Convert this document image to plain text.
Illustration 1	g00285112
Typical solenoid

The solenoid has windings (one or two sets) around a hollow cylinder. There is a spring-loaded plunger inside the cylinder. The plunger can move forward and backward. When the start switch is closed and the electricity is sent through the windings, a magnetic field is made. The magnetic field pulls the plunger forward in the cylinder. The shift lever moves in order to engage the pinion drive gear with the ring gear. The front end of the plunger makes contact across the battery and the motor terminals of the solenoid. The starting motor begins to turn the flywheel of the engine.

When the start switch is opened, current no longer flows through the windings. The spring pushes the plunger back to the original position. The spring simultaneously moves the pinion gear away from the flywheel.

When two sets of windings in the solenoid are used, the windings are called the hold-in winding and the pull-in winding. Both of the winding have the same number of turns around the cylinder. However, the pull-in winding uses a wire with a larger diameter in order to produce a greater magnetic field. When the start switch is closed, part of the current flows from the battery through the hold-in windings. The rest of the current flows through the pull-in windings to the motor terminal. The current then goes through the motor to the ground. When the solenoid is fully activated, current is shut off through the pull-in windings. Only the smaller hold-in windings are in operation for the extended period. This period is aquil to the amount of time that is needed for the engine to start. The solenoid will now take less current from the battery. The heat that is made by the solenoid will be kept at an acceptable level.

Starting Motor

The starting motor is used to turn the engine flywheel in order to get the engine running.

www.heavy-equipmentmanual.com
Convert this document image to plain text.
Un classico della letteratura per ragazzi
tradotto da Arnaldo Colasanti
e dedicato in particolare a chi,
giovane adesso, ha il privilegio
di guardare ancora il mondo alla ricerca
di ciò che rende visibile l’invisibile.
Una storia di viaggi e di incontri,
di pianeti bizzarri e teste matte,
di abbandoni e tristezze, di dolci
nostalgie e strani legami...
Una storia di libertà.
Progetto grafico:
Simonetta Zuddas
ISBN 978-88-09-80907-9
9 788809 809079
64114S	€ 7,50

━━━━━━━━━━━━━━━━━━━━━━━━━━━━━━

#### What is required
Report each line in the data that holds the word "plunger".

#### Task solution
The solenoid has windings (one or two sets) around a hollow cylinder. There is a spring-loaded plunger inside the cylinder. The plunger can move forward and backward. When the start switch is closed and the electricity is sent through the windings, a magnetic field is made. The magnetic field pulls the plunger forward in the cylinder. The shift lever moves in order to engage the pinion drive gear with the ring gear. The front end of the plunger makes contact across the battery and the motor terminals of the solenoid. The starting motor begins to turn the flywheel of the engine.
When the start switch is opened, current no longer flows through the windings. The spring pushes the plunger back to the original position. The spring simultaneously moves the pinion gear away from the flywheel.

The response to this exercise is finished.